Can you return, unchanged, the rows below from the very first one through the row that contains "tumbling-tick: 12:15 (488, 67, 532, 86)", including both?

— start of Provided material —

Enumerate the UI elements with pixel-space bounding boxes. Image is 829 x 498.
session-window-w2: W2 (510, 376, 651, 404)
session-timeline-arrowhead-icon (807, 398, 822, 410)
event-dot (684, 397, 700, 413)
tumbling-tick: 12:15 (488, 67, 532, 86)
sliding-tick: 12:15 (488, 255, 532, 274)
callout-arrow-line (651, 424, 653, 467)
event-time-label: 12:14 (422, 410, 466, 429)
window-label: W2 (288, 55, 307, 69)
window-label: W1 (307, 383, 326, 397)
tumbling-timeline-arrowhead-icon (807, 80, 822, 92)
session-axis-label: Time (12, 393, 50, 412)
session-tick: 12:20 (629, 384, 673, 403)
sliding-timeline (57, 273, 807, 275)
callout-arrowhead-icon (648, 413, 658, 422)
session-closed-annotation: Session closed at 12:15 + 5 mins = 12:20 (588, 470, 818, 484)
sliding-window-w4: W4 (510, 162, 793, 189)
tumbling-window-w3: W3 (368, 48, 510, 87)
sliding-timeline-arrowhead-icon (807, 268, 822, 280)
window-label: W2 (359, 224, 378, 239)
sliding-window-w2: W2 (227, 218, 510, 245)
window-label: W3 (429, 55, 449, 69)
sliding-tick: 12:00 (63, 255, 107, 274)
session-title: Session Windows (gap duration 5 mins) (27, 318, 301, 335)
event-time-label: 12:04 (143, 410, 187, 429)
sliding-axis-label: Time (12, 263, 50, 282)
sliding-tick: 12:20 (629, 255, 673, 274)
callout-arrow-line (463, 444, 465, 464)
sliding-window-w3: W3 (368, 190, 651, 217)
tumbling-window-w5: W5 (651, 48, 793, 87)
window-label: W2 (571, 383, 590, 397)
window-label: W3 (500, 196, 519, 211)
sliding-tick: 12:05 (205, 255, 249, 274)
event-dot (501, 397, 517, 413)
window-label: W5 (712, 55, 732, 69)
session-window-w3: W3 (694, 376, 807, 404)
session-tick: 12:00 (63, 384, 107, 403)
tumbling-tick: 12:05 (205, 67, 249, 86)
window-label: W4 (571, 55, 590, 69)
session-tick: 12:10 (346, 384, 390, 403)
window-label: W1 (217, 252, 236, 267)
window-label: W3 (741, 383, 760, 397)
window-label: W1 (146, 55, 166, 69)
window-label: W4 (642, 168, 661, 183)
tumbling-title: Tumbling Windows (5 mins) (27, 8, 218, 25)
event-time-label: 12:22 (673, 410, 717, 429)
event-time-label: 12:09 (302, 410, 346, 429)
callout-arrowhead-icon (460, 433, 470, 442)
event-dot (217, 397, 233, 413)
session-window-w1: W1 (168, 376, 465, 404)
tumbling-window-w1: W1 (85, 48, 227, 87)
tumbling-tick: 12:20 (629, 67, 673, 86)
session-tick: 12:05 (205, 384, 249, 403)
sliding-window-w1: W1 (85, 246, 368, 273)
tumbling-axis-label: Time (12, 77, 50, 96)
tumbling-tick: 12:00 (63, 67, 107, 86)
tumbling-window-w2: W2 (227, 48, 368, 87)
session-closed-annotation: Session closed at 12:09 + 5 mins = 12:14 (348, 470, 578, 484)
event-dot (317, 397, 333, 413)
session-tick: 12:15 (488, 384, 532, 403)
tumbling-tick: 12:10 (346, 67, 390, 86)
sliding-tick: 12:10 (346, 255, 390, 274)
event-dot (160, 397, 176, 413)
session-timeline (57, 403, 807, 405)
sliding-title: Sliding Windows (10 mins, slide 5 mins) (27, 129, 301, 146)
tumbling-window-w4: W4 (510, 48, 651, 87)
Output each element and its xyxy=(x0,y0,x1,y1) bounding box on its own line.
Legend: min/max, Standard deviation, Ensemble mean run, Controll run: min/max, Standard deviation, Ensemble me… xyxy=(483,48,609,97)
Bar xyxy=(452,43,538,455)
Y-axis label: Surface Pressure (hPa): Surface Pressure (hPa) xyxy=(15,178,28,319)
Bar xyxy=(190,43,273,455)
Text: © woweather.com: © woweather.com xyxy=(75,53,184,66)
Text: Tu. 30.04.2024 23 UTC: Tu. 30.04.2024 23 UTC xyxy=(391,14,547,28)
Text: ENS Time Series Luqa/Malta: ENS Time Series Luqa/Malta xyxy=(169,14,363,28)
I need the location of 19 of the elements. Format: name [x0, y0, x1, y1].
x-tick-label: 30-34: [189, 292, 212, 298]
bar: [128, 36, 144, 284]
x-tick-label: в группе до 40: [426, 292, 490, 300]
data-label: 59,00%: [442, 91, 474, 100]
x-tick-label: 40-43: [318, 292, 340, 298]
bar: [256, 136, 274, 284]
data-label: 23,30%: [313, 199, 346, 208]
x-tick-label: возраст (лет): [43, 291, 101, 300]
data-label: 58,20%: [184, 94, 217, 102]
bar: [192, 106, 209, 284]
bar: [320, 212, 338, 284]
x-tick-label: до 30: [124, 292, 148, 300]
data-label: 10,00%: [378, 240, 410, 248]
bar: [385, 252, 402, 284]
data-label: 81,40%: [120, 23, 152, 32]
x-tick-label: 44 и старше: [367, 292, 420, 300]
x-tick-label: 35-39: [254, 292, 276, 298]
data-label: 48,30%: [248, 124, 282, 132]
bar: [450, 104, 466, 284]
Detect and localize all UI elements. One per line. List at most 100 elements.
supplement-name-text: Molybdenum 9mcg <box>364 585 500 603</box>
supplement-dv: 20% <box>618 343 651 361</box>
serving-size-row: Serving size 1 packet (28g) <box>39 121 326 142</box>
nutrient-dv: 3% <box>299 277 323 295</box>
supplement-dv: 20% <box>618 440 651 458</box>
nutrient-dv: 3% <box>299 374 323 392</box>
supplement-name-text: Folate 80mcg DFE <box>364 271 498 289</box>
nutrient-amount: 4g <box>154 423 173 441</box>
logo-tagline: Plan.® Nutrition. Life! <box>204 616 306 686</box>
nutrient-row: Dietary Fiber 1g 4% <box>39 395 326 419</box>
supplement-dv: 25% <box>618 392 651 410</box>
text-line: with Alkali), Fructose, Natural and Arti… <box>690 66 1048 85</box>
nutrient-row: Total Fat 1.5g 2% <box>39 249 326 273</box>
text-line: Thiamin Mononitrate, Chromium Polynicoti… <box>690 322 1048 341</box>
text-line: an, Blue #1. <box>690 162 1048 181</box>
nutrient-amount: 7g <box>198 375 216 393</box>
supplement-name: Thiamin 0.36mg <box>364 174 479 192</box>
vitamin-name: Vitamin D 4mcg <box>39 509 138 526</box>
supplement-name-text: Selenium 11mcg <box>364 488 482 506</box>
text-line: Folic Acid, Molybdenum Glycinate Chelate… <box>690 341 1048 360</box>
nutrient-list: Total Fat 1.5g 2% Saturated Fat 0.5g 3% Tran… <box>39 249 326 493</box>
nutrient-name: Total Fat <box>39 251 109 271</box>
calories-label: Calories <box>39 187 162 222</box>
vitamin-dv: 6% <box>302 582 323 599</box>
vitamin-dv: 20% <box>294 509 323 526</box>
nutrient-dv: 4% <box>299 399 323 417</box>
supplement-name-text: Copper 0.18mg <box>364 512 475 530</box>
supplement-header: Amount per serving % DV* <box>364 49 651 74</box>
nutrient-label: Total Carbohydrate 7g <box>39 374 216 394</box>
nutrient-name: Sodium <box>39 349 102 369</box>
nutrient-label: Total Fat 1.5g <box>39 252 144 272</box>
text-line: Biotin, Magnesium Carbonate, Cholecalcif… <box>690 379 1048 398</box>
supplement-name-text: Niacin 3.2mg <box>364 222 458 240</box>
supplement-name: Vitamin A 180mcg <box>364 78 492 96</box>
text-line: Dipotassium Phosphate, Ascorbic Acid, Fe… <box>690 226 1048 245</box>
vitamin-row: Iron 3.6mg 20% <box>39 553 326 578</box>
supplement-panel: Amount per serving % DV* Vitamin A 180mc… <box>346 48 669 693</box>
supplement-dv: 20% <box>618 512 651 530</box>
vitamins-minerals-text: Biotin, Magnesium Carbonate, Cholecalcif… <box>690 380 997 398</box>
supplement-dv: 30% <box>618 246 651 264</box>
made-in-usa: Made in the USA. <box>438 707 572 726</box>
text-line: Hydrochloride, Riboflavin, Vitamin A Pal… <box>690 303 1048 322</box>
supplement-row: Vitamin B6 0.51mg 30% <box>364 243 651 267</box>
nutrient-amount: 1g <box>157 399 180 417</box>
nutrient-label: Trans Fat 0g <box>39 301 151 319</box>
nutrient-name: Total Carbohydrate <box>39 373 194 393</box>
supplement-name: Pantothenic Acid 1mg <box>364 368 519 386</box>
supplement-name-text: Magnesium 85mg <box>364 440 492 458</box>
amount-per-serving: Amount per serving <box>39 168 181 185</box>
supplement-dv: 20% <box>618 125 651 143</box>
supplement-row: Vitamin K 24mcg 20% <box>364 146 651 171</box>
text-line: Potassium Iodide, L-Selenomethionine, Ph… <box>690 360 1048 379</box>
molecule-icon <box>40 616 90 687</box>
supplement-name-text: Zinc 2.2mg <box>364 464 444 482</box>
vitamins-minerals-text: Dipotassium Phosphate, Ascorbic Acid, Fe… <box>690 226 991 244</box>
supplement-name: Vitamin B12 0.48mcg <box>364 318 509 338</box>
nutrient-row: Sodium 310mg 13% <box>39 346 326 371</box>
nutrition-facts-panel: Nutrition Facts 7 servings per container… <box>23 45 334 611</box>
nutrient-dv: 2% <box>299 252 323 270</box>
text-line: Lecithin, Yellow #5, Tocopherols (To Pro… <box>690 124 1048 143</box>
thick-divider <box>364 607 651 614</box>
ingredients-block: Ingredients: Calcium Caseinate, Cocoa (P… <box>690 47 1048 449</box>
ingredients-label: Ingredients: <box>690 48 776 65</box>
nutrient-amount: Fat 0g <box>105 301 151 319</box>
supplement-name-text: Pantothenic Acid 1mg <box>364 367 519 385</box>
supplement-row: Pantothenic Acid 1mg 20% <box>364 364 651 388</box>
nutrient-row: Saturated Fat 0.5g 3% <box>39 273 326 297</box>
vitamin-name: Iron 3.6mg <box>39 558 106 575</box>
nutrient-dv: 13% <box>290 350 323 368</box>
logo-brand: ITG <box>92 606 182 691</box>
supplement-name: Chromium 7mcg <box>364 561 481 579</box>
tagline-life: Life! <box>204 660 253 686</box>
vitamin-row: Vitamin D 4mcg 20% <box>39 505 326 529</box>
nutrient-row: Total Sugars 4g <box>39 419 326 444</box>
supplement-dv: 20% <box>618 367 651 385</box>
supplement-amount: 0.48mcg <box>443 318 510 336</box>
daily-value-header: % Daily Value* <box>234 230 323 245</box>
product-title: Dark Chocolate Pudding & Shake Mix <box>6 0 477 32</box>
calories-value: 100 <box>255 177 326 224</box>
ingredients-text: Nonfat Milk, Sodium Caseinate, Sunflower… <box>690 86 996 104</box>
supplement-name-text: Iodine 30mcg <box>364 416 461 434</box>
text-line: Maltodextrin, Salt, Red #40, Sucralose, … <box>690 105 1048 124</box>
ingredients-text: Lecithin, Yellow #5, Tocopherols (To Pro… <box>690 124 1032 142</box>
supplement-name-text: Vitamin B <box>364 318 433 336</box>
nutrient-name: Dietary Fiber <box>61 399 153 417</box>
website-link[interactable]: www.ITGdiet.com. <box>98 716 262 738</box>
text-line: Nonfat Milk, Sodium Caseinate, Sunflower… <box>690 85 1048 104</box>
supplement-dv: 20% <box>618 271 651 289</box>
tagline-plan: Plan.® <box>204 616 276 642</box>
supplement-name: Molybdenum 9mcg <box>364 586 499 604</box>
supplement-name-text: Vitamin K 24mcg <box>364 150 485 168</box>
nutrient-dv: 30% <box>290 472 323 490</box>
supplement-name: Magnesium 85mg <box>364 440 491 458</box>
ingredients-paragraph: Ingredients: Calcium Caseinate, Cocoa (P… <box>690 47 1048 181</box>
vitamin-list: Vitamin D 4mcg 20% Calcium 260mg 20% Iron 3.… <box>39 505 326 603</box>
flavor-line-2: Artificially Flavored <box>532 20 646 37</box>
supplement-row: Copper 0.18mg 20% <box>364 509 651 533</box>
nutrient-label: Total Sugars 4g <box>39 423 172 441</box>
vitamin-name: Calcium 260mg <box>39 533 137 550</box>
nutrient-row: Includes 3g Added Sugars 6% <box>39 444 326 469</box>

— end of Provided material —

● The solution:
Enumerate the UI elements with pixel-space bounding boxes. Image is 829 x 498.
session-window-w2: W2 (510, 376, 651, 404)
session-timeline-arrowhead-icon (807, 398, 822, 410)
event-dot (684, 397, 700, 413)
tumbling-tick: 12:15 (488, 67, 532, 86)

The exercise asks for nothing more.